§ Brief: Below is a listing to transcribe in full and exactly; keep the pictures out.

►

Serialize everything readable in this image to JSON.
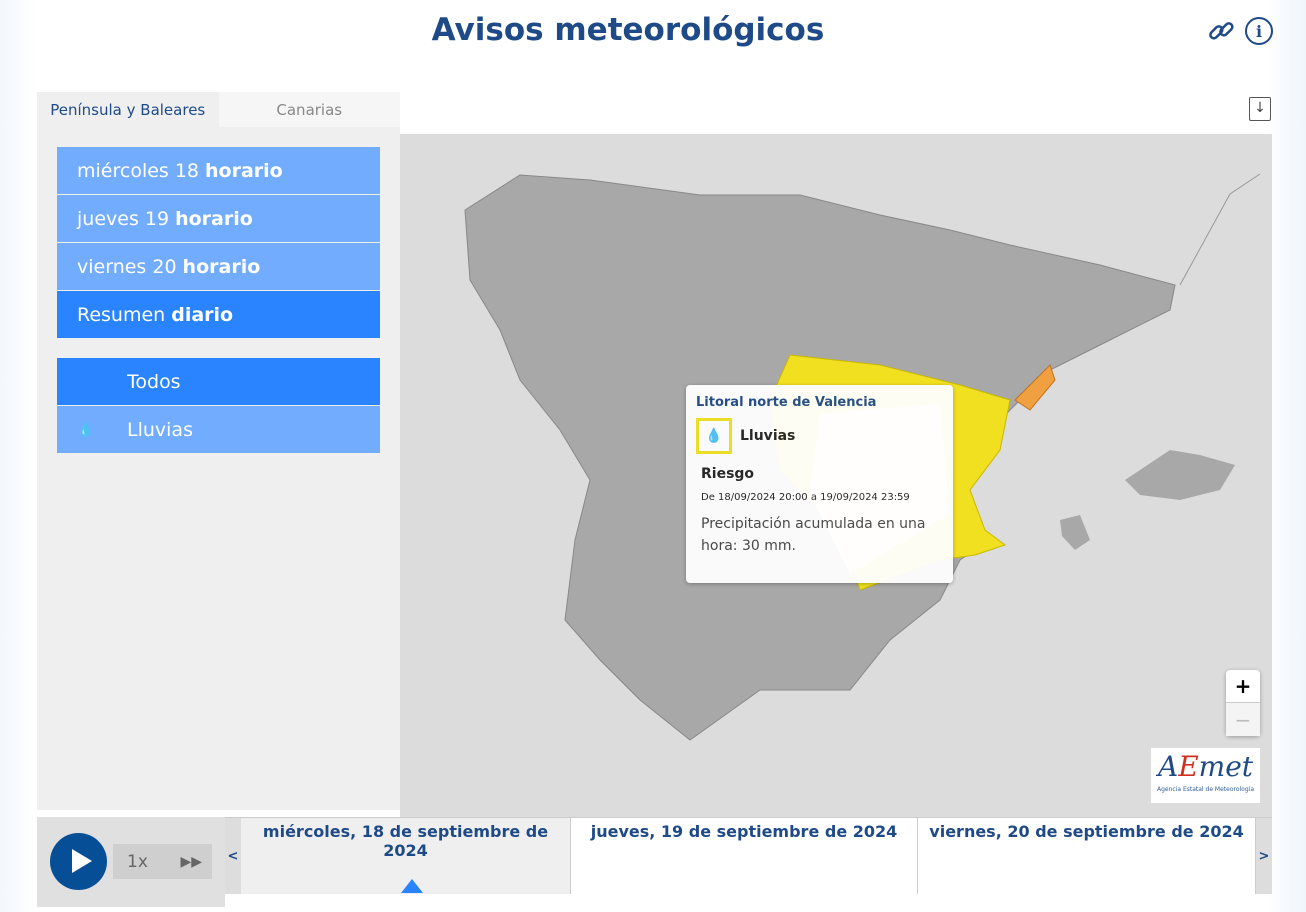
{
  "header": {
    "title": "Avisos meteorológicos",
    "link_icon": "link-icon",
    "info_icon": "info-icon"
  },
  "tabs": [
    {
      "label": "Península y Baleares",
      "active": true
    },
    {
      "label": "Canarias",
      "active": false
    }
  ],
  "days": [
    {
      "day": "miércoles 18",
      "mode": "horario"
    },
    {
      "day": "jueves 19",
      "mode": "horario"
    },
    {
      "day": "viernes 20",
      "mode": "horario"
    },
    {
      "day": "Resumen",
      "mode": "diario",
      "active": true
    }
  ],
  "filters": [
    {
      "label": "Todos",
      "active": true
    },
    {
      "label": "Lluvias",
      "icon": "rain-drops-icon"
    }
  ],
  "popup": {
    "zone": "Litoral norte de Valencia",
    "phenomenon": "Lluvias",
    "level": "Riesgo",
    "level_color": "#f0e020",
    "period": "De 18/09/2024 20:00 a 19/09/2024 23:59",
    "description": "Precipitación acumulada en una hora: 30 mm."
  },
  "map": {
    "zoom_in": "+",
    "zoom_out": "−",
    "logo_text": "AEmet",
    "logo_subtitle": "Agencia Estatal de Meteorología",
    "colors": {
      "yellow": "#f0e020",
      "orange": "#f0a040",
      "land": "#a8a8a8"
    }
  },
  "player": {
    "speed": "1x"
  },
  "timeline": {
    "prev": "<",
    "next": ">",
    "dates": [
      "miércoles, 18 de septiembre de 2024",
      "jueves, 19 de septiembre de 2024",
      "viernes, 20 de septiembre de 2024"
    ]
  }
}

◄

§ Problem solution:
Serialize everything readable in this image to JSON.
{
  "header": {
    "title": "Avisos meteorológicos",
    "link_icon": "link-icon",
    "info_icon": "info-icon"
  },
  "tabs": [
    {
      "label": "Península y Baleares",
      "active": true
    },
    {
      "label": "Canarias",
      "active": false
    }
  ],
  "days": [
    {
      "day": "miércoles 18",
      "mode": "horario"
    },
    {
      "day": "jueves 19",
      "mode": "horario"
    },
    {
      "day": "viernes 20",
      "mode": "horario"
    },
    {
      "day": "Resumen",
      "mode": "diario",
      "active": true
    }
  ],
  "filters": [
    {
      "label": "Todos",
      "active": true
    },
    {
      "label": "Lluvias",
      "icon": "rain-drops-icon"
    }
  ],
  "popup": {
    "zone": "Litoral norte de Valencia",
    "phenomenon": "Lluvias",
    "level": "Riesgo",
    "level_color": "#f0e020",
    "period": "De 18/09/2024 20:00 a 19/09/2024 23:59",
    "description": "Precipitación acumulada en una hora: 30 mm."
  },
  "map": {
    "zoom_in": "+",
    "zoom_out": "−",
    "logo_text": "AEmet",
    "logo_subtitle": "Agencia Estatal de Meteorología",
    "colors": {
      "yellow": "#f0e020",
      "orange": "#f0a040",
      "land": "#a8a8a8"
    }
  },
  "player": {
    "speed": "1x"
  },
  "timeline": {
    "prev": "<",
    "next": ">",
    "dates": [
      "miércoles, 18 de septiembre de 2024",
      "jueves, 19 de septiembre de 2024",
      "viernes, 20 de septiembre de 2024"
    ]
  }
}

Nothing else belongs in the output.